## Instructions for the task
Identify the lines holding "from" and copy them.

## Records that describe figures
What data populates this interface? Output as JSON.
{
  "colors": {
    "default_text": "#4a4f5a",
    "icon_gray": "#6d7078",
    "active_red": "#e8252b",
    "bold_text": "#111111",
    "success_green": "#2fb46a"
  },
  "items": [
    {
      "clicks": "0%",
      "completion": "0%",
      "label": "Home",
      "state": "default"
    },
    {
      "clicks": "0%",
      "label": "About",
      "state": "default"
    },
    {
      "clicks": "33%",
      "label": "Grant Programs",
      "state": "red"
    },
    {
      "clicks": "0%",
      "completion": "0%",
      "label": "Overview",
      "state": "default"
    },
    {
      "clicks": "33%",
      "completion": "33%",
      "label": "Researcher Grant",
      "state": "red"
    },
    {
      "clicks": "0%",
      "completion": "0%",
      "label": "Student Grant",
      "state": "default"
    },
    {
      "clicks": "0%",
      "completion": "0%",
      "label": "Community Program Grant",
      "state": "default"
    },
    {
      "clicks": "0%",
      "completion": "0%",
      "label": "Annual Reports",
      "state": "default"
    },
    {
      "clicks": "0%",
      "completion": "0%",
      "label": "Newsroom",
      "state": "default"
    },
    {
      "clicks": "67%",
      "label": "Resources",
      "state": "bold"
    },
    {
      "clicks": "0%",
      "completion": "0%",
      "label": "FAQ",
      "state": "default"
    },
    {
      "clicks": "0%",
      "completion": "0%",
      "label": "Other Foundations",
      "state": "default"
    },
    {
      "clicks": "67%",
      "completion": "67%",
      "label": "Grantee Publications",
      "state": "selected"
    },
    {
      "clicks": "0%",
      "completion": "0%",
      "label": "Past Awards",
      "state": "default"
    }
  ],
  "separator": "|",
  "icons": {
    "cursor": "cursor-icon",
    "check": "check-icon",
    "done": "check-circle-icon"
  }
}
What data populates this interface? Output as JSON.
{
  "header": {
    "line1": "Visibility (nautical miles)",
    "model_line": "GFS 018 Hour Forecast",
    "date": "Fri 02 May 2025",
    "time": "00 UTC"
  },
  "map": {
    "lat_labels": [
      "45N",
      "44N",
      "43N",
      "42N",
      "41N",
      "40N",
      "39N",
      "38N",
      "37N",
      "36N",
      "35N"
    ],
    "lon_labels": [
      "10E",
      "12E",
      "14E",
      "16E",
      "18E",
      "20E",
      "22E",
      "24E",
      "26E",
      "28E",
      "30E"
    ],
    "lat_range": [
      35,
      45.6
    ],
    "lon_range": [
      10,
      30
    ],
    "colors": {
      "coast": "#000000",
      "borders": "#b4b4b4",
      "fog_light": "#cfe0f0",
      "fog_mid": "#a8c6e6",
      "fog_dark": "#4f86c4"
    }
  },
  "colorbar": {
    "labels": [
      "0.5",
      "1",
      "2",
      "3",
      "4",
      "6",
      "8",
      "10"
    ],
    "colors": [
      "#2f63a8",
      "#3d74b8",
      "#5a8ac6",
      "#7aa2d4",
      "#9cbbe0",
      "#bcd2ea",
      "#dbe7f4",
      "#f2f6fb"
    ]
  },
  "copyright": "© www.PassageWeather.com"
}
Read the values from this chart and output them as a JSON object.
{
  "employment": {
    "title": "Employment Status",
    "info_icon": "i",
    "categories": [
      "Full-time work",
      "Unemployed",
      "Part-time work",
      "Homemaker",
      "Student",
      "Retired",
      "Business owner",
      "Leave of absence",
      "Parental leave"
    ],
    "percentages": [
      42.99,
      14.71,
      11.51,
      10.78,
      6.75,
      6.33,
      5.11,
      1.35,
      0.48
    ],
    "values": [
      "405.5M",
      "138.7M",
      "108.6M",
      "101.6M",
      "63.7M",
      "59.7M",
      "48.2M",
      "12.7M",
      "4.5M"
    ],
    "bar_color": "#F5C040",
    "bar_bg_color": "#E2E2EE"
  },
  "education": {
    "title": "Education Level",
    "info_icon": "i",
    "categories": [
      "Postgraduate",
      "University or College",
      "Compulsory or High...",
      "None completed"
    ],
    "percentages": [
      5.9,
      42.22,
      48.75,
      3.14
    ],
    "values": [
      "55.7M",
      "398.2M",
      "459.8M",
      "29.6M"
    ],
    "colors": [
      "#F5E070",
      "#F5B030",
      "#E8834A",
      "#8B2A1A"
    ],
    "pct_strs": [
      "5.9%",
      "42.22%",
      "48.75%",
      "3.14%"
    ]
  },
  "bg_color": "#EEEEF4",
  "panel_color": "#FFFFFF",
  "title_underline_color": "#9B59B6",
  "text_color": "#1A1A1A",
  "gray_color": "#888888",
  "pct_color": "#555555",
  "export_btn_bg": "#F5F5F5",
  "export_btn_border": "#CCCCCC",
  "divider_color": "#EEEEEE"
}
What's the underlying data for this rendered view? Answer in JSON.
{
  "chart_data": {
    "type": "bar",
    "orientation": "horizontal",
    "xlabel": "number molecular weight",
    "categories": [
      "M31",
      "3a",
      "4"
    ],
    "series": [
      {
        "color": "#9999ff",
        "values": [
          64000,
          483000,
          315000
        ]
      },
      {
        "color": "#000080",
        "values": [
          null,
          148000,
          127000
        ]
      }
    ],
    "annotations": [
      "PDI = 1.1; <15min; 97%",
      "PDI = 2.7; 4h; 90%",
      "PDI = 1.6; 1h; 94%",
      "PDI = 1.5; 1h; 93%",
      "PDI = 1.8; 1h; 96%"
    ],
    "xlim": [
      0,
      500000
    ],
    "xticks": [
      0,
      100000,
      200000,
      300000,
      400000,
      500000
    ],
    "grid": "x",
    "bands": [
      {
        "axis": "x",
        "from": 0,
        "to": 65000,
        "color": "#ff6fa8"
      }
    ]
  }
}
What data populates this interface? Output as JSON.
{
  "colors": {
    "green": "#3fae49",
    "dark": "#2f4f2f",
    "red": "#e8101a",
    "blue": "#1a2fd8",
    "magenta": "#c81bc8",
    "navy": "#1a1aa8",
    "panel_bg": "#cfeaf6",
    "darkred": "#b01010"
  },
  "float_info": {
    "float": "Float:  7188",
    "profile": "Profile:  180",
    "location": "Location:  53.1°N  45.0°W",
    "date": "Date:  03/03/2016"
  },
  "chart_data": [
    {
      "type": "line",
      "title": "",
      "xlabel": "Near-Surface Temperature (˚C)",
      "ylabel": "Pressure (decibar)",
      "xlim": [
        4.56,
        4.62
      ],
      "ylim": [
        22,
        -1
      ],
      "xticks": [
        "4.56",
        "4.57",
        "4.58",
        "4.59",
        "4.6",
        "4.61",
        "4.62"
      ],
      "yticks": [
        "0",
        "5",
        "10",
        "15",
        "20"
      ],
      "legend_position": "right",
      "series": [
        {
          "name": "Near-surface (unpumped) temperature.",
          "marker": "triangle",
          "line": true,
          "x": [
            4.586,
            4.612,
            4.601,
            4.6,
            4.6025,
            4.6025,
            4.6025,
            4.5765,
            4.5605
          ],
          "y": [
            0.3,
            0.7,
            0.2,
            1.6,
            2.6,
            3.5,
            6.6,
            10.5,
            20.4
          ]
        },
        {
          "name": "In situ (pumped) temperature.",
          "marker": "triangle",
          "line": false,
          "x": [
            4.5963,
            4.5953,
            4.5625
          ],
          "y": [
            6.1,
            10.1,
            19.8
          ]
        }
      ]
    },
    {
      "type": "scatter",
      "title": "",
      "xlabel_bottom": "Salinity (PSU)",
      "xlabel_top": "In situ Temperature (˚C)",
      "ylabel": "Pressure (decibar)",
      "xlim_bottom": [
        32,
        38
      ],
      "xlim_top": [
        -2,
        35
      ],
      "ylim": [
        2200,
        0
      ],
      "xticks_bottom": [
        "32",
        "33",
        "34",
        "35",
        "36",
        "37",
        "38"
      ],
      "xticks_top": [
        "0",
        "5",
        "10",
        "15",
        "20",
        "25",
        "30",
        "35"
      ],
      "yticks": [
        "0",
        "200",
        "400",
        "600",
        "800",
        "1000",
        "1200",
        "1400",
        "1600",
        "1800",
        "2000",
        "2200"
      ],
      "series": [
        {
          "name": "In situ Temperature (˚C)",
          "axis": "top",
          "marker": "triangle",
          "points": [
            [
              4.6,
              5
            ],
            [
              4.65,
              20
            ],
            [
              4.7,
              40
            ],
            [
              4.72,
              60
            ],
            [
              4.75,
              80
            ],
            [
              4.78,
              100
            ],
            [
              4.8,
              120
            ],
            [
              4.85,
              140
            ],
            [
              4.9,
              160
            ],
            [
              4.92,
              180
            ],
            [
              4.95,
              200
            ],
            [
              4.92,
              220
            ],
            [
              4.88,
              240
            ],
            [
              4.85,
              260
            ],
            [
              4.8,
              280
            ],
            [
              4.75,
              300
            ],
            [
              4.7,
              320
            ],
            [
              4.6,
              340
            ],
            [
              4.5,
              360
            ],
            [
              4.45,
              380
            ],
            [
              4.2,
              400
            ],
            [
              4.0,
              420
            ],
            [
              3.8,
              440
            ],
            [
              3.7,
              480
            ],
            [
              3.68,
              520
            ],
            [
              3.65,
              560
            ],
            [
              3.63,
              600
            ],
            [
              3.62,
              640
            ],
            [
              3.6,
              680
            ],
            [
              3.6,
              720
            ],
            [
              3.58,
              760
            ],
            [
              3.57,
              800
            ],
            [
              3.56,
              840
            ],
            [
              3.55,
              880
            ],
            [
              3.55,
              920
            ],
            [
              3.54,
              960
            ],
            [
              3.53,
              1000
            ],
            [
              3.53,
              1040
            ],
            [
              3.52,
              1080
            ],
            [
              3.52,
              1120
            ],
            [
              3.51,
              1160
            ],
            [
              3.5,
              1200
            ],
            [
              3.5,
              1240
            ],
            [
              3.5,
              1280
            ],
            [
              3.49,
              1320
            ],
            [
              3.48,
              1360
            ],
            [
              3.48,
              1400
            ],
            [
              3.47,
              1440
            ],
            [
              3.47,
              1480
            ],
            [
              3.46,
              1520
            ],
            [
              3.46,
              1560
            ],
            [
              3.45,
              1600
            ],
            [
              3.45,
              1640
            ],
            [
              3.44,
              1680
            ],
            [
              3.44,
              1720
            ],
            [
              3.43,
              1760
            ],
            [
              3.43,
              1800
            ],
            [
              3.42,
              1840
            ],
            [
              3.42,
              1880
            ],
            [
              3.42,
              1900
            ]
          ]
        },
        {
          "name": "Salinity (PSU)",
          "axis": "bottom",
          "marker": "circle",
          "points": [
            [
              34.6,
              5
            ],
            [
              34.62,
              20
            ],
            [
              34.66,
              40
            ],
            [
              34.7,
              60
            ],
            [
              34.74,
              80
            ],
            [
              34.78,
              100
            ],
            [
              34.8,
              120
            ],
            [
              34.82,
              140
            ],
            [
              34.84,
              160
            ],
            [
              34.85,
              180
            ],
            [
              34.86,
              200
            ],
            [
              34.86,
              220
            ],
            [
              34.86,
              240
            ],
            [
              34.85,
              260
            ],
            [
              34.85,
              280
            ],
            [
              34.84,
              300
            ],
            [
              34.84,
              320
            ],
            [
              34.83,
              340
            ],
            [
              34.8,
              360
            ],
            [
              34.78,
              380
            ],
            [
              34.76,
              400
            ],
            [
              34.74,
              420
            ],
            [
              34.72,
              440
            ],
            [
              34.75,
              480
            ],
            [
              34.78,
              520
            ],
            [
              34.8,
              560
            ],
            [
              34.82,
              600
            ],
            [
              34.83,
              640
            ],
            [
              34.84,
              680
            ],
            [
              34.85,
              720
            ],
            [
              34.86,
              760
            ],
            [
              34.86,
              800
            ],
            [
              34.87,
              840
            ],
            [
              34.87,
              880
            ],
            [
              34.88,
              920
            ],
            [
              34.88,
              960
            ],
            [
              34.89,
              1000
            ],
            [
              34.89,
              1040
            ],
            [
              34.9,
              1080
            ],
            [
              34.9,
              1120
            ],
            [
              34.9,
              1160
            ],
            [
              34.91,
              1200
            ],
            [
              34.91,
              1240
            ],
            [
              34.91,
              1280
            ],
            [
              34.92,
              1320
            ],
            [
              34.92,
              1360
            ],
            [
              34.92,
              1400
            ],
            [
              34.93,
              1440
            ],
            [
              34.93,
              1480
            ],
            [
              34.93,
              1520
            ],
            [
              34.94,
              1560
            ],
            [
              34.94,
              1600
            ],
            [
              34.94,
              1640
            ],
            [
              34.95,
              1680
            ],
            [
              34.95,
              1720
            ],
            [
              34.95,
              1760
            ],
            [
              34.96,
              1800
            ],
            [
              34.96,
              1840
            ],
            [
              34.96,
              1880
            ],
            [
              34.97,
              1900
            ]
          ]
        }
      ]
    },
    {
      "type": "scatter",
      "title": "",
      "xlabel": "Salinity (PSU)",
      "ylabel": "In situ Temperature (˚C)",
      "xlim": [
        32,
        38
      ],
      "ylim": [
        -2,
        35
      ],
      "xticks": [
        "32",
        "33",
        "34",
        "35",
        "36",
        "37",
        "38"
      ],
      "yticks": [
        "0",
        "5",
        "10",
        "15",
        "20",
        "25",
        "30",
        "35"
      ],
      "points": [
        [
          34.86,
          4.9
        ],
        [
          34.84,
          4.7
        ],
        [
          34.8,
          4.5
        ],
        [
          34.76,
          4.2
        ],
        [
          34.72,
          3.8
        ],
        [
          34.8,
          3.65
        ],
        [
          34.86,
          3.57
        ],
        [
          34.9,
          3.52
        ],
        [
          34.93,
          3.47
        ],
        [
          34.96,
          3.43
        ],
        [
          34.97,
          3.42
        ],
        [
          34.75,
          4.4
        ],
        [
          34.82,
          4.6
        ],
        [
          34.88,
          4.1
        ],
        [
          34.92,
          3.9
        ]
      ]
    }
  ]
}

## Solution to the exercise
Read the values from this chart and output them as a JSON object.
        "from": 0,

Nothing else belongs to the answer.